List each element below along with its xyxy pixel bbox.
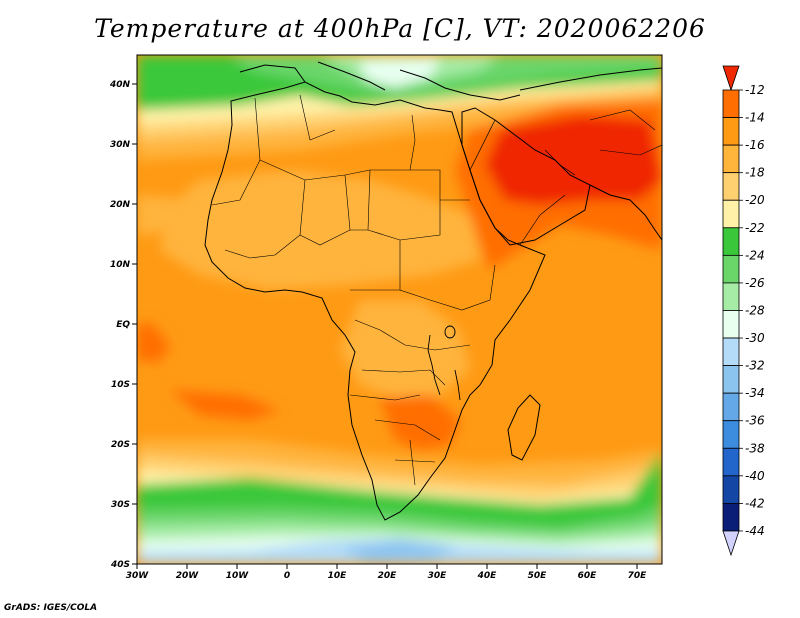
lon-label-40e: 40E <box>477 571 498 581</box>
colorbar-label: -18 <box>745 166 765 180</box>
colorbar-label: -34 <box>745 386 765 400</box>
colorbar-swatch <box>722 365 740 394</box>
temperature-field <box>137 55 662 564</box>
coastlines <box>204 61 662 521</box>
lakes <box>427 325 461 401</box>
colorbar: -12 -14 -16 -18 -20 -22 -24 -26 -28 -30 -32 -34 -36 -… <box>722 65 765 557</box>
colorbar-label: -36 <box>745 414 765 428</box>
colorbar-label: -44 <box>745 524 765 538</box>
colorbar-label: -20 <box>745 193 765 207</box>
lat-label-30s: 30S <box>111 500 130 510</box>
lon-label-30w: 30W <box>126 571 150 581</box>
colorbar-swatch <box>722 199 740 229</box>
colorbar-label: -38 <box>745 441 765 455</box>
colorbar-swatches <box>722 89 740 532</box>
map-frame <box>136 54 663 565</box>
colorbar-label: -42 <box>745 496 765 510</box>
colorbar-labels: -12 -14 -16 -18 -20 -22 -24 -26 -28 -30 -32 -34 -36 -… <box>739 83 765 538</box>
lon-label-50e: 50E <box>528 571 548 581</box>
lat-label-20s: 20S <box>111 440 130 450</box>
colorbar-label: -14 <box>745 111 765 125</box>
colorbar-label: -22 <box>745 221 765 235</box>
colorbar-swatch <box>722 282 740 311</box>
country-borders <box>211 94 662 486</box>
colorbar-label: -16 <box>745 138 765 152</box>
colorbar-bottom-arrow <box>722 530 740 557</box>
colorbar-swatch <box>722 502 740 532</box>
colorbar-label: -30 <box>745 331 765 345</box>
lon-label-10e: 10E <box>328 571 348 581</box>
lat-label-40n: 40N <box>109 80 131 90</box>
lat-label-10s: 10S <box>111 380 130 390</box>
axis-ticks <box>132 83 638 569</box>
colorbar-label: -40 <box>745 469 765 483</box>
colorbar-label: -26 <box>745 276 765 290</box>
lat-label-40s: 40S <box>110 560 130 570</box>
colorbar-swatch <box>722 337 740 367</box>
lat-label-20n: 20N <box>110 200 131 210</box>
lon-label-20w: 20W <box>176 571 200 581</box>
lon-label-20e: 20E <box>378 571 398 581</box>
colorbar-swatch <box>722 254 740 284</box>
lat-label-eq: EQ <box>116 320 130 330</box>
colorbar-swatch <box>722 144 740 174</box>
lon-label-60e: 60E <box>578 571 598 581</box>
lat-label-30n: 30N <box>110 140 131 150</box>
colorbar-swatch <box>722 447 740 477</box>
colorbar-swatch <box>722 117 740 146</box>
colorbar-label: -24 <box>745 248 765 262</box>
lon-label-10w: 10W <box>226 571 250 581</box>
colorbar-label: -12 <box>745 83 765 97</box>
lon-label-70e: 70E <box>628 571 648 581</box>
colorbar-swatch <box>722 310 740 339</box>
latitude-labels: 40S 30S 20S 10S EQ 10N 20N 30N 40N <box>109 80 131 570</box>
lon-label-30e: 30E <box>428 571 448 581</box>
colorbar-swatch <box>722 475 740 504</box>
footer-credit: GrADS: IGES/COLA <box>4 603 98 613</box>
longitude-labels: 30W 20W 10W 0 10E 20E 30E 40E 50E 60E 70… <box>126 571 647 581</box>
colorbar-swatch <box>722 89 740 118</box>
map-title: Temperature at 400hPa [C], VT: 202006220… <box>94 14 706 43</box>
colorbar-swatch <box>722 420 740 449</box>
colorbar-swatch <box>722 392 740 422</box>
colorbar-label: -28 <box>745 303 765 317</box>
colorbar-swatch <box>722 227 740 256</box>
colorbar-swatch <box>722 172 740 201</box>
lat-label-10n: 10N <box>110 260 131 270</box>
colorbar-label: -32 <box>745 359 765 373</box>
colorbar-top-arrow <box>722 65 740 92</box>
lon-label-0: 0 <box>284 571 290 581</box>
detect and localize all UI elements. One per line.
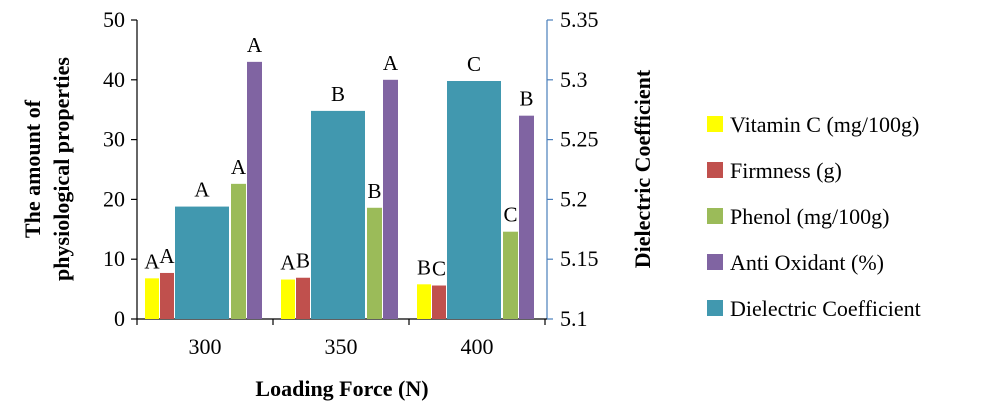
bar bbox=[503, 231, 518, 319]
legend-swatch bbox=[707, 254, 723, 270]
right-axis-tick-label: 5.25 bbox=[560, 127, 599, 152]
data-label: A bbox=[247, 33, 263, 57]
right-axis-title: Dielectric Coefficient bbox=[630, 69, 655, 268]
legend-label: Phenol (mg/100g) bbox=[730, 204, 890, 229]
left-axis-tick-label: 10 bbox=[103, 246, 125, 271]
data-label: A bbox=[383, 51, 399, 75]
legend-swatch bbox=[707, 208, 723, 224]
data-label: C bbox=[503, 203, 517, 227]
data-label: B bbox=[367, 179, 381, 203]
right-axis-tick-label: 5.35 bbox=[560, 7, 599, 32]
data-label: A bbox=[159, 244, 175, 268]
bar bbox=[311, 110, 365, 319]
legend-label: Firmness (g) bbox=[730, 158, 842, 183]
legend-label: Vitamin C (mg/100g) bbox=[730, 112, 919, 137]
bar bbox=[383, 79, 398, 319]
data-label: C bbox=[432, 257, 446, 281]
data-label: B bbox=[296, 249, 310, 273]
bar bbox=[417, 284, 431, 319]
bar bbox=[175, 206, 229, 319]
right-axis-tick-label: 5.1 bbox=[560, 306, 588, 331]
data-label: B bbox=[417, 255, 431, 279]
left-axis-tick-label: 50 bbox=[103, 7, 125, 32]
right-axis-tick-label: 5.3 bbox=[560, 67, 588, 92]
legend-label: Anti Oxidant (%) bbox=[730, 250, 884, 275]
bar bbox=[231, 183, 246, 319]
left-axis-tick-label: 20 bbox=[103, 186, 125, 211]
x-axis-tick-label: 350 bbox=[325, 334, 358, 359]
legend-label: Dielectric Coefficient bbox=[730, 296, 921, 321]
data-label: A bbox=[231, 155, 247, 179]
right-axis-tick-label: 5.2 bbox=[560, 186, 588, 211]
bar bbox=[247, 61, 262, 320]
bar bbox=[145, 278, 159, 319]
left-axis-tick-label: 40 bbox=[103, 67, 125, 92]
legend-swatch bbox=[707, 162, 723, 178]
data-label: C bbox=[467, 52, 481, 76]
bar bbox=[519, 115, 534, 320]
legend: Vitamin C (mg/100g) Firmness (g) Phenol (m… bbox=[707, 112, 921, 321]
data-label: A bbox=[194, 178, 210, 202]
data-label: B bbox=[519, 87, 533, 111]
right-axis-tick-label: 5.15 bbox=[560, 246, 599, 271]
legend-swatch bbox=[707, 300, 723, 316]
data-label: B bbox=[331, 82, 345, 106]
left-axis-title-line: The amount of bbox=[20, 99, 45, 238]
left-axis-tick-label: 30 bbox=[103, 127, 125, 152]
bar bbox=[367, 207, 382, 319]
data-label: A bbox=[144, 249, 160, 273]
x-axis-tick-label: 300 bbox=[189, 334, 222, 359]
legend-swatch bbox=[707, 116, 723, 132]
data-label: A bbox=[280, 251, 296, 275]
left-axis-title-line: physiological properties bbox=[49, 57, 74, 281]
left-axis-tick-label: 0 bbox=[114, 306, 125, 331]
bar bbox=[432, 285, 446, 319]
x-axis-title: Loading Force (N) bbox=[255, 376, 428, 401]
x-axis-tick-label: 400 bbox=[461, 334, 494, 359]
plot-area: 0 10 20 30 40 50 5.1 5.15 5.2 5.25 5.3 5.35 300 350 40… bbox=[20, 7, 655, 401]
bar bbox=[296, 277, 310, 319]
bar bbox=[160, 272, 174, 319]
bar bbox=[281, 279, 295, 319]
bar bbox=[447, 80, 501, 319]
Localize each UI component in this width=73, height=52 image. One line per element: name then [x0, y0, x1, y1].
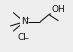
Text: OH: OH: [52, 5, 65, 14]
Text: +: +: [25, 16, 30, 21]
Text: Cl: Cl: [17, 33, 26, 42]
Text: N: N: [21, 17, 27, 26]
Text: −: −: [23, 35, 29, 40]
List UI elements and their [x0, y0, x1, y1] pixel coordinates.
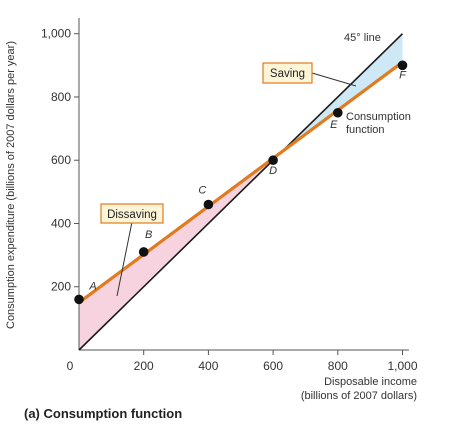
consumption-function-line [77, 60, 405, 305]
point-label-d: D [269, 165, 277, 177]
y-tick-label: 200 [51, 280, 71, 294]
x-axis-title-line2: (billions of 2007 dollars) [301, 390, 417, 402]
saving-box [262, 62, 313, 84]
y-axis-title: Consumption expenditure (billions of 200… [5, 41, 17, 329]
point-f [397, 60, 408, 71]
x-tick-label: 600 [263, 359, 283, 373]
dissaving-label: Dissaving [107, 209, 157, 221]
point-label-a: A [88, 280, 96, 292]
point-label-f: F [399, 69, 407, 81]
dissaving-box [100, 203, 164, 224]
consumption-label-line1: Consumption [346, 111, 411, 123]
x-tick-label: 1,000 [387, 359, 417, 373]
x-tick-label: 800 [328, 359, 348, 373]
x-tick-label: 200 [134, 359, 154, 373]
point-c [203, 199, 214, 210]
y-tick-label: 400 [51, 216, 71, 230]
y-tick-label: 600 [51, 153, 71, 167]
point-label-b: B [145, 229, 152, 241]
y-tick-label: 1,000 [41, 27, 71, 41]
point-d [268, 155, 278, 166]
saving-leader [311, 72, 357, 87]
point-e [333, 107, 343, 118]
line45-label: 45° line [344, 32, 381, 44]
saving-label: Saving [270, 68, 305, 80]
consumption-label-line2: function [346, 124, 385, 136]
point-label-e: E [330, 119, 338, 131]
point-a [74, 294, 84, 305]
chart-caption: (a) Consumption function [24, 406, 182, 421]
y-tick-label: 800 [51, 90, 71, 104]
x-tick-label: 0 [67, 359, 74, 373]
point-b [138, 247, 149, 257]
dissaving-leader [116, 221, 133, 297]
x-tick-label: 400 [198, 359, 218, 373]
forty-five-degree-line [78, 33, 404, 351]
x-axis-title-line1: Disposable income [324, 376, 417, 388]
point-label-c: C [198, 185, 206, 197]
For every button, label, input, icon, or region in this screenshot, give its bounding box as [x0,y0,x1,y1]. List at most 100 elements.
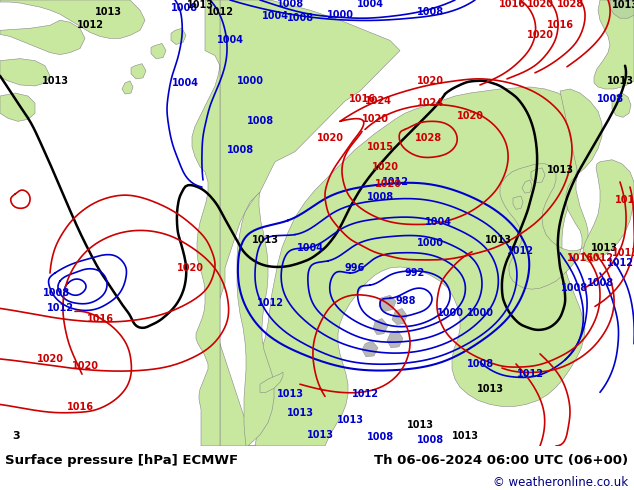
Text: 1004: 1004 [172,78,198,88]
Text: 1008: 1008 [366,432,394,442]
Text: 1016: 1016 [614,195,634,205]
Text: 988: 988 [396,296,417,306]
Polygon shape [612,93,631,117]
Text: 1013: 1013 [94,7,122,17]
Text: 1016: 1016 [547,20,574,30]
Text: 1013: 1013 [276,390,304,399]
Polygon shape [387,331,403,348]
Text: 1020: 1020 [176,263,204,273]
Polygon shape [171,28,186,45]
Text: 1020: 1020 [316,132,344,143]
Text: 1013: 1013 [484,235,512,245]
Text: 1020: 1020 [417,76,444,86]
Text: 1008: 1008 [560,283,588,293]
Polygon shape [392,308,407,324]
Text: 1004: 1004 [425,218,451,227]
Polygon shape [131,64,146,79]
Polygon shape [379,295,396,312]
Polygon shape [373,318,388,335]
Text: 1013: 1013 [612,0,634,10]
Text: 1016: 1016 [67,402,93,413]
Polygon shape [237,192,274,446]
Text: 1008: 1008 [287,13,314,23]
Text: 1008: 1008 [226,145,254,155]
Polygon shape [0,59,50,86]
Text: 1008: 1008 [467,359,493,369]
Polygon shape [522,180,532,193]
Text: 1004: 1004 [356,0,384,9]
Text: 1012: 1012 [507,246,533,256]
Text: 1008: 1008 [276,0,304,9]
Text: 1012: 1012 [77,20,103,30]
Text: Th 06-06-2024 06:00 UTC (06+00): Th 06-06-2024 06:00 UTC (06+00) [373,454,628,466]
Polygon shape [513,196,523,209]
Text: 1013: 1013 [547,165,574,175]
Text: 1012: 1012 [382,177,408,187]
Text: 1024: 1024 [417,98,444,108]
Text: 1000: 1000 [327,10,354,20]
Text: 1012: 1012 [607,258,633,268]
Text: 1000: 1000 [467,308,493,318]
Text: 1013: 1013 [612,248,634,258]
Text: 1016: 1016 [567,253,593,263]
Polygon shape [594,0,634,89]
Text: 1008: 1008 [417,7,444,17]
Text: 1000: 1000 [417,238,444,247]
Text: 1020: 1020 [526,0,553,9]
Polygon shape [0,93,35,122]
Text: 1013: 1013 [41,76,68,86]
Text: Surface pressure [hPa] ECMWF: Surface pressure [hPa] ECMWF [5,454,238,466]
Text: 1012: 1012 [207,7,233,17]
Text: 1013: 1013 [477,384,503,394]
Text: 1020: 1020 [372,162,399,172]
Text: 1013: 1013 [186,0,214,10]
Text: 1013: 1013 [607,76,633,86]
Polygon shape [500,89,602,289]
Text: 992: 992 [405,268,425,278]
Text: 1004: 1004 [297,243,323,253]
Polygon shape [260,372,283,392]
Text: 1016: 1016 [86,314,113,323]
Text: 1012: 1012 [351,390,378,399]
Text: © weatheronline.co.uk: © weatheronline.co.uk [493,476,628,489]
Text: 1000: 1000 [436,308,463,318]
Text: 1028: 1028 [415,132,441,143]
Text: 1013: 1013 [306,430,333,440]
Text: 1020: 1020 [361,114,389,124]
Text: 1013: 1013 [287,408,313,417]
Text: 1013: 1013 [406,419,434,430]
Text: 1012: 1012 [46,303,74,314]
Text: 1008: 1008 [247,116,273,126]
Text: 1008: 1008 [417,435,444,445]
Text: 1020: 1020 [375,179,401,189]
Text: 3: 3 [12,431,20,441]
Text: 1015: 1015 [366,142,394,151]
Text: 1020: 1020 [526,30,553,40]
Text: 1008: 1008 [586,278,614,288]
Text: 1024: 1024 [365,96,392,106]
Text: 1004: 1004 [216,35,243,46]
Text: 1013: 1013 [337,415,363,425]
Polygon shape [362,341,378,357]
Text: 1008: 1008 [171,3,198,13]
Text: 1020: 1020 [72,361,98,371]
Polygon shape [583,160,634,263]
Text: 1012: 1012 [517,369,543,379]
Polygon shape [122,81,133,94]
Text: 1013: 1013 [590,243,618,253]
Polygon shape [0,0,145,38]
Text: 1013: 1013 [252,235,278,245]
Text: 1028: 1028 [557,0,583,9]
Text: 1012: 1012 [257,298,283,308]
Polygon shape [215,0,585,446]
Polygon shape [531,168,545,183]
Text: 1013: 1013 [451,431,479,441]
Text: 1020: 1020 [456,111,484,122]
Text: 1012: 1012 [586,253,614,263]
Text: 1004: 1004 [261,11,288,21]
Polygon shape [192,0,220,446]
Text: 1008: 1008 [366,192,394,202]
Text: 1016: 1016 [349,94,375,104]
Text: 1000: 1000 [236,76,264,86]
Text: 1016: 1016 [498,0,526,9]
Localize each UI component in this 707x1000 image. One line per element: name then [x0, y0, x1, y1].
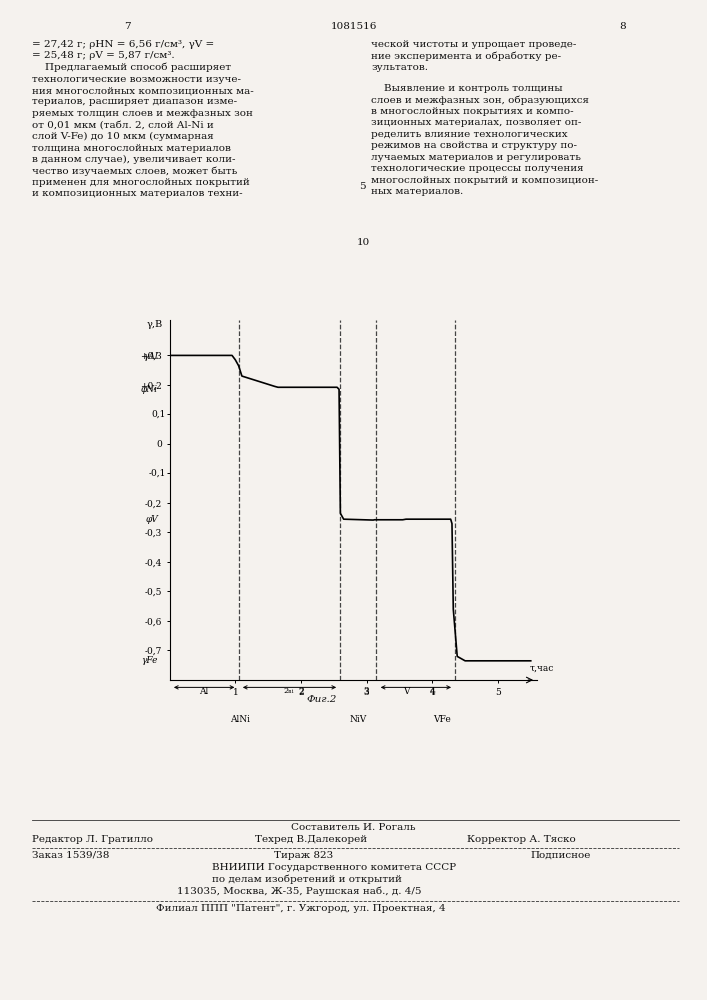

----

EXERCISE REQUIREMENTS :: Rewrite the records between the line holding "consumption-function-line [77, 60, 405, 305]" and the line holding "point-label-f: F [399, 69, 407, 81]", inclusive, changing "point-label" to "point-tag" and keeping everything else unchanged.

WRITTEN RESPONSE ::
consumption-function-line [77, 60, 405, 305]
point-tag-d: D [269, 165, 277, 177]
y-tick-label: 200 [51, 280, 71, 294]
x-axis-title-line2: (billions of 2007 dollars) [301, 390, 417, 402]
saving-box [262, 62, 313, 84]
y-axis-title: Consumption expenditure (billions of 200… [5, 41, 17, 329]
point-f [397, 60, 408, 71]
x-tick-label: 600 [263, 359, 283, 373]
dissaving-label: Dissaving [107, 209, 157, 221]
point-tag-a: A [88, 280, 96, 292]
point-tag-f: F [399, 69, 407, 81]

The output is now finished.